— start Data excerpts —

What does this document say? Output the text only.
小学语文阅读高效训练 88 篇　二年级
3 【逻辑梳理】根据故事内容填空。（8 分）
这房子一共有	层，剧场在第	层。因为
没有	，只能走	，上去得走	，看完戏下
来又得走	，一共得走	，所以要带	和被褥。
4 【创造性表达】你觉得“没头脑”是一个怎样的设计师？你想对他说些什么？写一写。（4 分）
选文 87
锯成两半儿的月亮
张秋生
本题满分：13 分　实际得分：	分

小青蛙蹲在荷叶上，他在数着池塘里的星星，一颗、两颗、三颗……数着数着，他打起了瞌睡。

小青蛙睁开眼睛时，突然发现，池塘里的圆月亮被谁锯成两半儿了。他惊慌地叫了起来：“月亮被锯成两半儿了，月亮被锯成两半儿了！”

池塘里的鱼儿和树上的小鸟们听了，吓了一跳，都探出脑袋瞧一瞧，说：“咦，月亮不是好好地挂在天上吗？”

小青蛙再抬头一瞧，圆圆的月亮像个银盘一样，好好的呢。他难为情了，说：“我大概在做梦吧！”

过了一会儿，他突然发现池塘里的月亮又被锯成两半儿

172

— end Data excerpts —

### Goal:
Your task is to transcribe the material exactly.

### Task answer:
What does this document say? Output the text only.
小学语文阅读高效训练 88 篇　二年级
3 【逻辑梳理】根据故事内容填空。（8 分）
这房子一共有	层，剧场在第	层。因为
没有	，只能走	，上去得走	，看完戏下
来又得走	，一共得走	，所以要带	和被褥。
4 【创造性表达】你觉得“没头脑”是一个怎样的设计师？你想对他说些什么？写一写。（4 分）
选文 87
锯成两半儿的月亮
张秋生
本题满分：13 分　实际得分：	分

小青蛙蹲在荷叶上，他在数着池塘里的星星，一颗、两颗、三颗……数着数着，他打起了瞌睡。

小青蛙睁开眼睛时，突然发现，池塘里的圆月亮被谁锯成两半儿了。他惊慌地叫了起来：“月亮被锯成两半儿了，月亮被锯成两半儿了！”

池塘里的鱼儿和树上的小鸟们听了，吓了一跳，都探出脑袋瞧一瞧，说：“咦，月亮不是好好地挂在天上吗？”

小青蛙再抬头一瞧，圆圆的月亮像个银盘一样，好好的呢。他难为情了，说：“我大概在做梦吧！”

过了一会儿，他突然发现池塘里的月亮又被锯成两半儿

172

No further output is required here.